STORED ROWS —
-- Begin --
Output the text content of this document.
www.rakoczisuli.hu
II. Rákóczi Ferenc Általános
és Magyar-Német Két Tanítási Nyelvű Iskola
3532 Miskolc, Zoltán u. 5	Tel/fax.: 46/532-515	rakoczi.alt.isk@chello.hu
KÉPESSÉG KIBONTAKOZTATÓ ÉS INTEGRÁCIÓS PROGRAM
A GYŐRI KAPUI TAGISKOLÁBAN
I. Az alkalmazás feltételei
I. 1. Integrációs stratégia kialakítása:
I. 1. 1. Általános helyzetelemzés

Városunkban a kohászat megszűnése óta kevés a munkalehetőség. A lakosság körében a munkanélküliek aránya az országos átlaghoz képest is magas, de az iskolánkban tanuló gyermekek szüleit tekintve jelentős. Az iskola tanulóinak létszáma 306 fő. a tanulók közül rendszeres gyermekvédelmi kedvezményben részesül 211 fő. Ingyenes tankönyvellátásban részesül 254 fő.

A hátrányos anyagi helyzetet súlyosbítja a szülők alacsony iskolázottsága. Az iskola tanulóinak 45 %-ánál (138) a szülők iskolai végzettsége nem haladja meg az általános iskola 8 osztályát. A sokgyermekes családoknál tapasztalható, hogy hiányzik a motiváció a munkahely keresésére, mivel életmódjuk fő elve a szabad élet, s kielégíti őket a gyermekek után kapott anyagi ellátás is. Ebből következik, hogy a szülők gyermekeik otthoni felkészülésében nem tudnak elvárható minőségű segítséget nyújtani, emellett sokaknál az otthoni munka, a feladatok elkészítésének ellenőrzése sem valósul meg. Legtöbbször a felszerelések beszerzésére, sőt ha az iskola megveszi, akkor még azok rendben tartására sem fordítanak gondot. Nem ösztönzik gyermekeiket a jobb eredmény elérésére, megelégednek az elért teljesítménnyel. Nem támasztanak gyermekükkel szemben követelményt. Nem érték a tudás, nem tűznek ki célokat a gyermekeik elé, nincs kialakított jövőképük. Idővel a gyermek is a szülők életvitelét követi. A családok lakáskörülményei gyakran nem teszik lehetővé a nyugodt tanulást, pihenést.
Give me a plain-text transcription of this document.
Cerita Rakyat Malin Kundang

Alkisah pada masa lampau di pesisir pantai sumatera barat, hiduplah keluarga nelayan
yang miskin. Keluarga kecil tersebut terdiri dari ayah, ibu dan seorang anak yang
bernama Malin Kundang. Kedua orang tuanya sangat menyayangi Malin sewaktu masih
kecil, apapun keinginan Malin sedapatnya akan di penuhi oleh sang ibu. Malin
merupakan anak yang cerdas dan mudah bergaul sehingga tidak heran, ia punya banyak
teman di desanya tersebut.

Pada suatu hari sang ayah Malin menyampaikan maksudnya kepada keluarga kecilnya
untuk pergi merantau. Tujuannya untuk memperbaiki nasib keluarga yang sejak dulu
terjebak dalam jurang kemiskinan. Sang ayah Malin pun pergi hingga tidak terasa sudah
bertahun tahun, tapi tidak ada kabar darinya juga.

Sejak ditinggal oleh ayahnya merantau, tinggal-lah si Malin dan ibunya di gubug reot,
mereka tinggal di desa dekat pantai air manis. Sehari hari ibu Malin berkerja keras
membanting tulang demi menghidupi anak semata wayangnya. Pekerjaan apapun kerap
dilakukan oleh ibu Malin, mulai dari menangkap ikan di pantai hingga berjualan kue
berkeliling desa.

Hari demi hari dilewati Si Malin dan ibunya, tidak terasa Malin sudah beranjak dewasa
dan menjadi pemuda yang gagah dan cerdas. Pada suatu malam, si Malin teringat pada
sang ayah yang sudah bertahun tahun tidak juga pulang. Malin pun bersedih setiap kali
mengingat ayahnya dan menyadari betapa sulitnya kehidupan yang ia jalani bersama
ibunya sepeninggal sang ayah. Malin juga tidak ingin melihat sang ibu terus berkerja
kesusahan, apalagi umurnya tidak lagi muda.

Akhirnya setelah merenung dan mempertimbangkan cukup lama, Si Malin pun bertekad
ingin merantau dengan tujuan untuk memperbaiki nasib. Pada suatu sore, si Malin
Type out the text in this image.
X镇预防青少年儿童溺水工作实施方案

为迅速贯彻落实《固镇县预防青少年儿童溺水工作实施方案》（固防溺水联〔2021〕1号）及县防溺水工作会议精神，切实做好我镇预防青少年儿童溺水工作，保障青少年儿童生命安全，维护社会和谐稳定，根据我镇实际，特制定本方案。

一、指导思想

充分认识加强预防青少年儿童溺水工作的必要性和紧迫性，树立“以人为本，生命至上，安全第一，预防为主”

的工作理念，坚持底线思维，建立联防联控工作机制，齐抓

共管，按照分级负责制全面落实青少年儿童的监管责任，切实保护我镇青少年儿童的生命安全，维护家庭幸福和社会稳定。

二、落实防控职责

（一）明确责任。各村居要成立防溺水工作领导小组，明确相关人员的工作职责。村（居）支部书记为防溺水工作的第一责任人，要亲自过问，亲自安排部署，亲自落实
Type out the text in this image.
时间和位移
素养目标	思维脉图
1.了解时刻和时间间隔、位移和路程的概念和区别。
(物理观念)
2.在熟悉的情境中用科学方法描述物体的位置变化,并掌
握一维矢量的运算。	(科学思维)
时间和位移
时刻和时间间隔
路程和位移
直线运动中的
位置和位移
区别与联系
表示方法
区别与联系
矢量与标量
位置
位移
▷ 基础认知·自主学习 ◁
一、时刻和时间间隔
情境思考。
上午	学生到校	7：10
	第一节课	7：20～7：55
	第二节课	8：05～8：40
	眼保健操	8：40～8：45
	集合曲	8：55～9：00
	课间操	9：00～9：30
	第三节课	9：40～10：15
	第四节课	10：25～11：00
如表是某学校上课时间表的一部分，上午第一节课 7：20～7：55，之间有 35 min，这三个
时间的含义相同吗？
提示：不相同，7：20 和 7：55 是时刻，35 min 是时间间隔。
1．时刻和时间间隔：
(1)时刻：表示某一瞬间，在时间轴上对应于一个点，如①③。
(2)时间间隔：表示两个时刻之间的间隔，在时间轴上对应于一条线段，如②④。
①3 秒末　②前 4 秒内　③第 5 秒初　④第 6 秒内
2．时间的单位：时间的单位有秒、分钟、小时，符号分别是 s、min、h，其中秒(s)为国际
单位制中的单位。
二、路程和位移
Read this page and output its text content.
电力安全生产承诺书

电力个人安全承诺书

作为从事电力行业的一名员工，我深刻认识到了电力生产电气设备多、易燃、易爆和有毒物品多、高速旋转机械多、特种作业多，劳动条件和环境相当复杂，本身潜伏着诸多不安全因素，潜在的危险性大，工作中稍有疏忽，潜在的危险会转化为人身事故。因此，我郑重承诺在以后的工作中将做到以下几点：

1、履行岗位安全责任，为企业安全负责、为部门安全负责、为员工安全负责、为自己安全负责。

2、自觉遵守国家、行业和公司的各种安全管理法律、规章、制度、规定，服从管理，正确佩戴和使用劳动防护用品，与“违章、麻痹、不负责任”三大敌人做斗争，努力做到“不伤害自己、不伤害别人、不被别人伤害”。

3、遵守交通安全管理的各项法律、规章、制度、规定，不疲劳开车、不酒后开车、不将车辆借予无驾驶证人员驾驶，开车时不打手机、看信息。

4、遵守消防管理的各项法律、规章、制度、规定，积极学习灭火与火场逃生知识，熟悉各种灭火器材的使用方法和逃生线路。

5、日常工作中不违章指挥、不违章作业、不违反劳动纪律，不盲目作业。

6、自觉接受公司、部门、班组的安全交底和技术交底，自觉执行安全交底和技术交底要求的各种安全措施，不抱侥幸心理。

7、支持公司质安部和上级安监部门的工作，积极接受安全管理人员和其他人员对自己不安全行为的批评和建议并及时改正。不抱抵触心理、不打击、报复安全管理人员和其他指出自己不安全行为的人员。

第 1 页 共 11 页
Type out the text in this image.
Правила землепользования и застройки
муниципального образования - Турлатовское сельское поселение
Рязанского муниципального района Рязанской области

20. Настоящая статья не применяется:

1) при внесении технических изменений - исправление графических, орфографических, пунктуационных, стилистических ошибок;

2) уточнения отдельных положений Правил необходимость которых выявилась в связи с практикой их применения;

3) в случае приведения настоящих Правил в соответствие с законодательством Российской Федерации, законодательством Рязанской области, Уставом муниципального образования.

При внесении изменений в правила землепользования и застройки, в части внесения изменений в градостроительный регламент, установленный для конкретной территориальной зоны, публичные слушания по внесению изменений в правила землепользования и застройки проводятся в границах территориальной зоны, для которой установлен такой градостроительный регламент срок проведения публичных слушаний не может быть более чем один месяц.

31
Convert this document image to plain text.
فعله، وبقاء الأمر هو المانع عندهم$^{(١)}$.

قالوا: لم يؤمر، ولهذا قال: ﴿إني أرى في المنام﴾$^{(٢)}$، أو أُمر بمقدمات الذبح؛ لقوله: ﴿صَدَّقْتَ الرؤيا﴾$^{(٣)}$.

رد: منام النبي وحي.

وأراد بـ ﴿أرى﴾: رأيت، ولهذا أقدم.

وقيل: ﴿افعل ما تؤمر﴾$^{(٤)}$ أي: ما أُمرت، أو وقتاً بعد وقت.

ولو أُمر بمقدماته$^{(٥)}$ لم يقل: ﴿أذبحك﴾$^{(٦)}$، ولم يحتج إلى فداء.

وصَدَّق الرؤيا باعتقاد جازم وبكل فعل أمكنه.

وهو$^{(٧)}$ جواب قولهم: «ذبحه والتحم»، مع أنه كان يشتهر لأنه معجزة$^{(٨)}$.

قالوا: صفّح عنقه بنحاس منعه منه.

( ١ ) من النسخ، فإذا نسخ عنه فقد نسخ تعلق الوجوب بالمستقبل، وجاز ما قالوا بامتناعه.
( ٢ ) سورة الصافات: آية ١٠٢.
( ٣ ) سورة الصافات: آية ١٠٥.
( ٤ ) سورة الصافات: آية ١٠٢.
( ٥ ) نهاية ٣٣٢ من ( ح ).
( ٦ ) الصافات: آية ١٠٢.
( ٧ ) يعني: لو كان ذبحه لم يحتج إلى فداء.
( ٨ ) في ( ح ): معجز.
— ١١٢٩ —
-- End --
STATED TASK — Of the lines above, how many contain the word "berkerja"? Provide the number and nothing else.

CORRECT RESPONSE — 2